▸ What to do:
Output the material below unchanged, apart from leaving out the pictures.

(Dataset records on visual material)
-------------------------

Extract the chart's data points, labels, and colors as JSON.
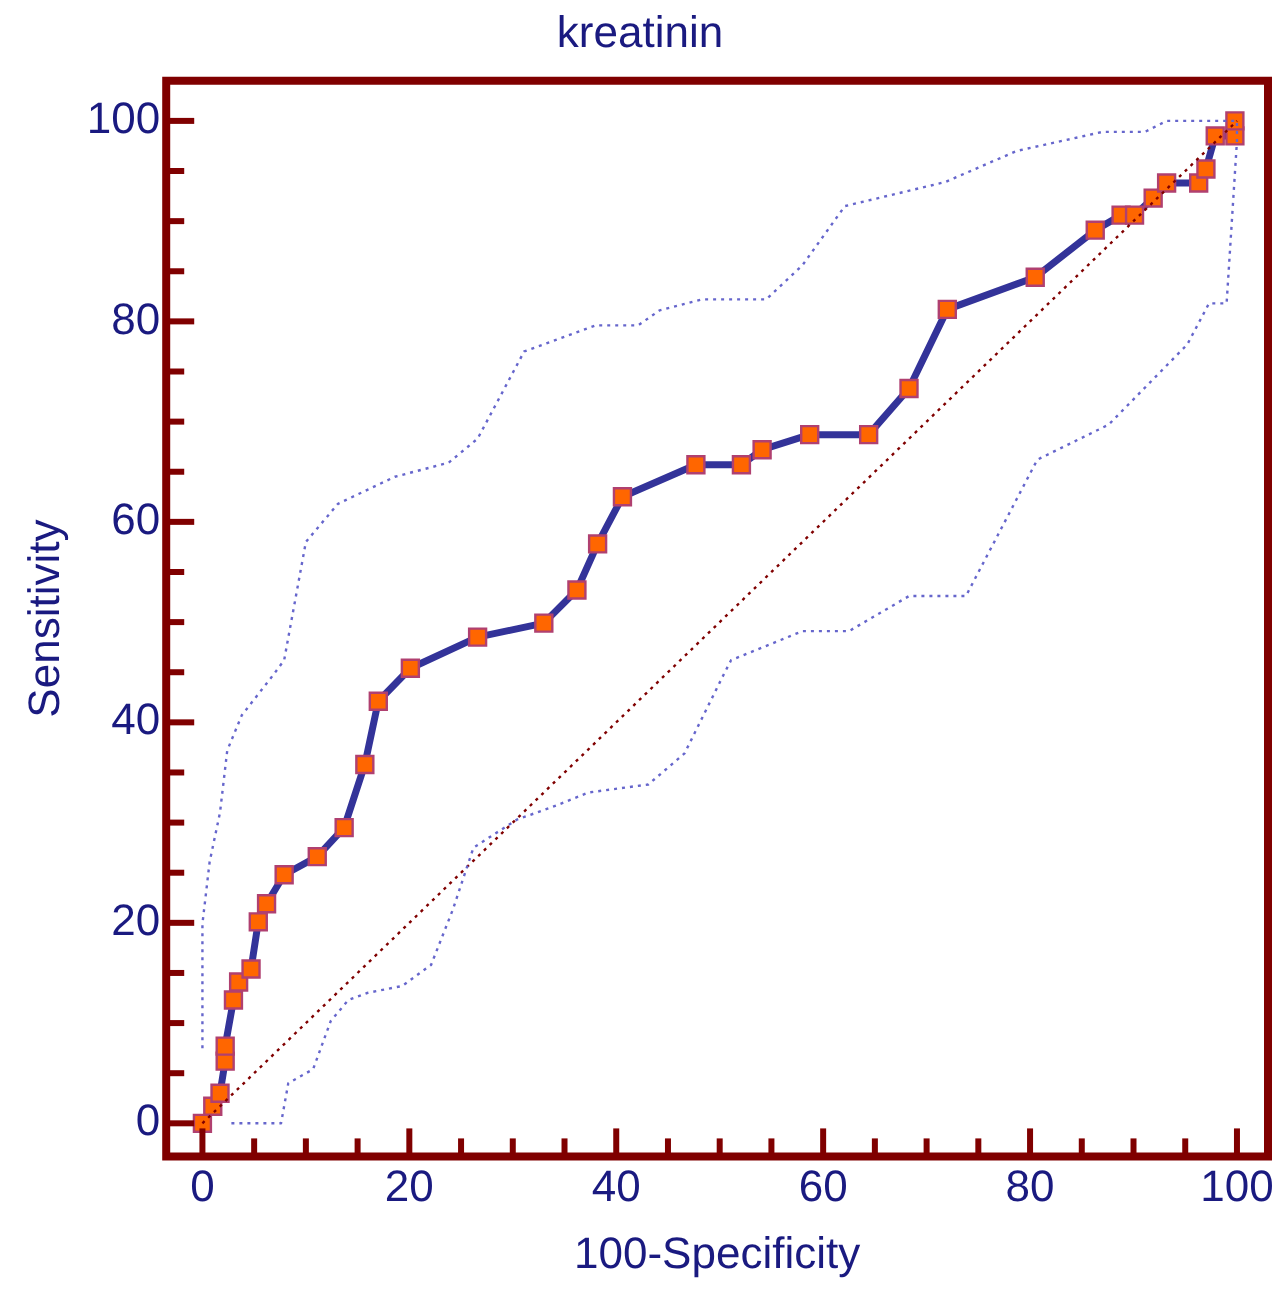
{
  "chart_data": {
    "type": "line",
    "title": "kreatinin",
    "xlabel": "100-Specificity",
    "ylabel": "Sensitivity",
    "xlim": [
      -3.5,
      103
    ],
    "ylim": [
      -3.3,
      104
    ],
    "xticks": [
      0,
      {
        "value": 5,
        "label": null
      },
      {
        "value": 10,
        "label": null
      },
      {
        "value": 15,
        "label": null
      },
      20,
      {
        "value": 25,
        "label": null
      },
      {
        "value": 30,
        "label": null
      },
      {
        "value": 35,
        "label": null
      },
      40,
      {
        "value": 45,
        "label": null
      },
      {
        "value": 50,
        "label": null
      },
      {
        "value": 55,
        "label": null
      },
      60,
      {
        "value": 65,
        "label": null
      },
      {
        "value": 70,
        "label": null
      },
      {
        "value": 75,
        "label": null
      },
      80,
      {
        "value": 85,
        "label": null
      },
      {
        "value": 90,
        "label": null
      },
      {
        "value": 95,
        "label": null
      },
      100
    ],
    "yticks": [
      0,
      {
        "value": 5,
        "label": null
      },
      {
        "value": 10,
        "label": null
      },
      {
        "value": 15,
        "label": null
      },
      20,
      {
        "value": 25,
        "label": null
      },
      {
        "value": 30,
        "label": null
      },
      {
        "value": 35,
        "label": null
      },
      40,
      {
        "value": 45,
        "label": null
      },
      {
        "value": 50,
        "label": null
      },
      {
        "value": 55,
        "label": null
      },
      60,
      {
        "value": 65,
        "label": null
      },
      {
        "value": 70,
        "label": null
      },
      {
        "value": 75,
        "label": null
      },
      80,
      {
        "value": 85,
        "label": null
      },
      {
        "value": 90,
        "label": null
      },
      {
        "value": 95,
        "label": null
      },
      100
    ],
    "grid": false,
    "legend": false,
    "line_style": "solid",
    "series": [
      {
        "color": "#6666cc",
        "line_style": "dotted",
        "marker": "none",
        "x": [
          0,
          0,
          0.7,
          1.7,
          2.4,
          3.8,
          6.9,
          7.9,
          10,
          13.1,
          18.6,
          23.8,
          26.6,
          31.1,
          38,
          42.1,
          44.2,
          48.3,
          54.5,
          58,
          62.1,
          71.8,
          78.7,
          87,
          91.1,
          93.2,
          98,
          100
        ],
        "values": [
          7.5,
          19.9,
          26.1,
          31,
          37.2,
          40.7,
          44.8,
          46.2,
          58,
          61.8,
          64.5,
          65.9,
          68.3,
          77,
          79.6,
          79.6,
          81.1,
          82.2,
          82.2,
          85.6,
          91.5,
          93.9,
          97,
          98.9,
          98.9,
          100,
          100,
          100
        ]
      },
      {
        "color": "#6666cc",
        "line_style": "dotted",
        "marker": "none",
        "x": [
          2.8,
          7.6,
          8.3,
          10.7,
          12.4,
          14.1,
          15.9,
          19.3,
          22.1,
          24.2,
          26.2,
          30.4,
          34.2,
          37.3,
          43.1,
          46.6,
          50.4,
          51.1,
          58,
          62.5,
          68.3,
          73.8,
          80.7,
          87.6,
          95.2,
          97.3,
          99,
          100,
          100
        ],
        "values": [
          0,
          0,
          4,
          5.4,
          10.2,
          12.3,
          13,
          13.7,
          15.8,
          21.3,
          27.5,
          30.3,
          31.7,
          33,
          33.8,
          36.9,
          44.8,
          46.2,
          49.1,
          49.1,
          52.6,
          52.6,
          66.2,
          69.7,
          77.7,
          81.8,
          81.8,
          98,
          100
        ]
      },
      {
        "color": "#800000",
        "line_style": "dotted",
        "x": [
          0,
          100
        ],
        "values": [
          0,
          100
        ]
      },
      {
        "color": "#333399",
        "marker": "square",
        "x": [
          0,
          1,
          1.7,
          2.2,
          2.2,
          3,
          3.5,
          4.7,
          5.4,
          6.2,
          7.9,
          11.1,
          13.7,
          15.7,
          17,
          20.1,
          26.6,
          33,
          36.2,
          38.2,
          40.6,
          47.7,
          52.1,
          54.1,
          58.7,
          64.4,
          68.3,
          72,
          80.5,
          86.3,
          88.8,
          90.1,
          91.9,
          93.2,
          96.3,
          97,
          97.9,
          99.8,
          99.8
        ],
        "values": [
          0,
          1.7,
          3,
          6.2,
          7.7,
          12.3,
          14.1,
          15.4,
          20.1,
          21.9,
          24.8,
          26.6,
          29.5,
          35.8,
          42.1,
          45.4,
          48.5,
          49.9,
          53.2,
          57.8,
          62.5,
          65.7,
          65.7,
          67.2,
          68.7,
          68.7,
          73.3,
          81.2,
          84.4,
          89.1,
          90.6,
          90.6,
          92.3,
          93.8,
          93.8,
          95.2,
          98.5,
          98.5,
          100
        ]
      }
    ]
  }
}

-------------------------

▸ Exercise result:
Extract the chart's data points, labels, and colors as JSON.
{
  "chart_data": {
    "type": "line",
    "title": "kreatinin",
    "xlabel": "100-Specificity",
    "ylabel": "Sensitivity",
    "xlim": [
      -3.5,
      103
    ],
    "ylim": [
      -3.3,
      104
    ],
    "xticks": [
      0,
      {
        "value": 5,
        "label": null
      },
      {
        "value": 10,
        "label": null
      },
      {
        "value": 15,
        "label": null
      },
      20,
      {
        "value": 25,
        "label": null
      },
      {
        "value": 30,
        "label": null
      },
      {
        "value": 35,
        "label": null
      },
      40,
      {
        "value": 45,
        "label": null
      },
      {
        "value": 50,
        "label": null
      },
      {
        "value": 55,
        "label": null
      },
      60,
      {
        "value": 65,
        "label": null
      },
      {
        "value": 70,
        "label": null
      },
      {
        "value": 75,
        "label": null
      },
      80,
      {
        "value": 85,
        "label": null
      },
      {
        "value": 90,
        "label": null
      },
      {
        "value": 95,
        "label": null
      },
      100
    ],
    "yticks": [
      0,
      {
        "value": 5,
        "label": null
      },
      {
        "value": 10,
        "label": null
      },
      {
        "value": 15,
        "label": null
      },
      20,
      {
        "value": 25,
        "label": null
      },
      {
        "value": 30,
        "label": null
      },
      {
        "value": 35,
        "label": null
      },
      40,
      {
        "value": 45,
        "label": null
      },
      {
        "value": 50,
        "label": null
      },
      {
        "value": 55,
        "label": null
      },
      60,
      {
        "value": 65,
        "label": null
      },
      {
        "value": 70,
        "label": null
      },
      {
        "value": 75,
        "label": null
      },
      80,
      {
        "value": 85,
        "label": null
      },
      {
        "value": 90,
        "label": null
      },
      {
        "value": 95,
        "label": null
      },
      100
    ],
    "grid": false,
    "legend": false,
    "line_style": "solid",
    "series": [
      {
        "color": "#6666cc",
        "line_style": "dotted",
        "marker": "none",
        "x": [
          0,
          0,
          0.7,
          1.7,
          2.4,
          3.8,
          6.9,
          7.9,
          10,
          13.1,
          18.6,
          23.8,
          26.6,
          31.1,
          38,
          42.1,
          44.2,
          48.3,
          54.5,
          58,
          62.1,
          71.8,
          78.7,
          87,
          91.1,
          93.2,
          98,
          100
        ],
        "values": [
          7.5,
          19.9,
          26.1,
          31,
          37.2,
          40.7,
          44.8,
          46.2,
          58,
          61.8,
          64.5,
          65.9,
          68.3,
          77,
          79.6,
          79.6,
          81.1,
          82.2,
          82.2,
          85.6,
          91.5,
          93.9,
          97,
          98.9,
          98.9,
          100,
          100,
          100
        ]
      },
      {
        "color": "#6666cc",
        "line_style": "dotted",
        "marker": "none",
        "x": [
          2.8,
          7.6,
          8.3,
          10.7,
          12.4,
          14.1,
          15.9,
          19.3,
          22.1,
          24.2,
          26.2,
          30.4,
          34.2,
          37.3,
          43.1,
          46.6,
          50.4,
          51.1,
          58,
          62.5,
          68.3,
          73.8,
          80.7,
          87.6,
          95.2,
          97.3,
          99,
          100,
          100
        ],
        "values": [
          0,
          0,
          4,
          5.4,
          10.2,
          12.3,
          13,
          13.7,
          15.8,
          21.3,
          27.5,
          30.3,
          31.7,
          33,
          33.8,
          36.9,
          44.8,
          46.2,
          49.1,
          49.1,
          52.6,
          52.6,
          66.2,
          69.7,
          77.7,
          81.8,
          81.8,
          98,
          100
        ]
      },
      {
        "color": "#800000",
        "line_style": "dotted",
        "x": [
          0,
          100
        ],
        "values": [
          0,
          100
        ]
      },
      {
        "color": "#333399",
        "marker": "square",
        "x": [
          0,
          1,
          1.7,
          2.2,
          2.2,
          3,
          3.5,
          4.7,
          5.4,
          6.2,
          7.9,
          11.1,
          13.7,
          15.7,
          17,
          20.1,
          26.6,
          33,
          36.2,
          38.2,
          40.6,
          47.7,
          52.1,
          54.1,
          58.7,
          64.4,
          68.3,
          72,
          80.5,
          86.3,
          88.8,
          90.1,
          91.9,
          93.2,
          96.3,
          97,
          97.9,
          99.8,
          99.8
        ],
        "values": [
          0,
          1.7,
          3,
          6.2,
          7.7,
          12.3,
          14.1,
          15.4,
          20.1,
          21.9,
          24.8,
          26.6,
          29.5,
          35.8,
          42.1,
          45.4,
          48.5,
          49.9,
          53.2,
          57.8,
          62.5,
          65.7,
          65.7,
          67.2,
          68.7,
          68.7,
          73.3,
          81.2,
          84.4,
          89.1,
          90.6,
          90.6,
          92.3,
          93.8,
          93.8,
          95.2,
          98.5,
          98.5,
          100
        ]
      }
    ]
  }
}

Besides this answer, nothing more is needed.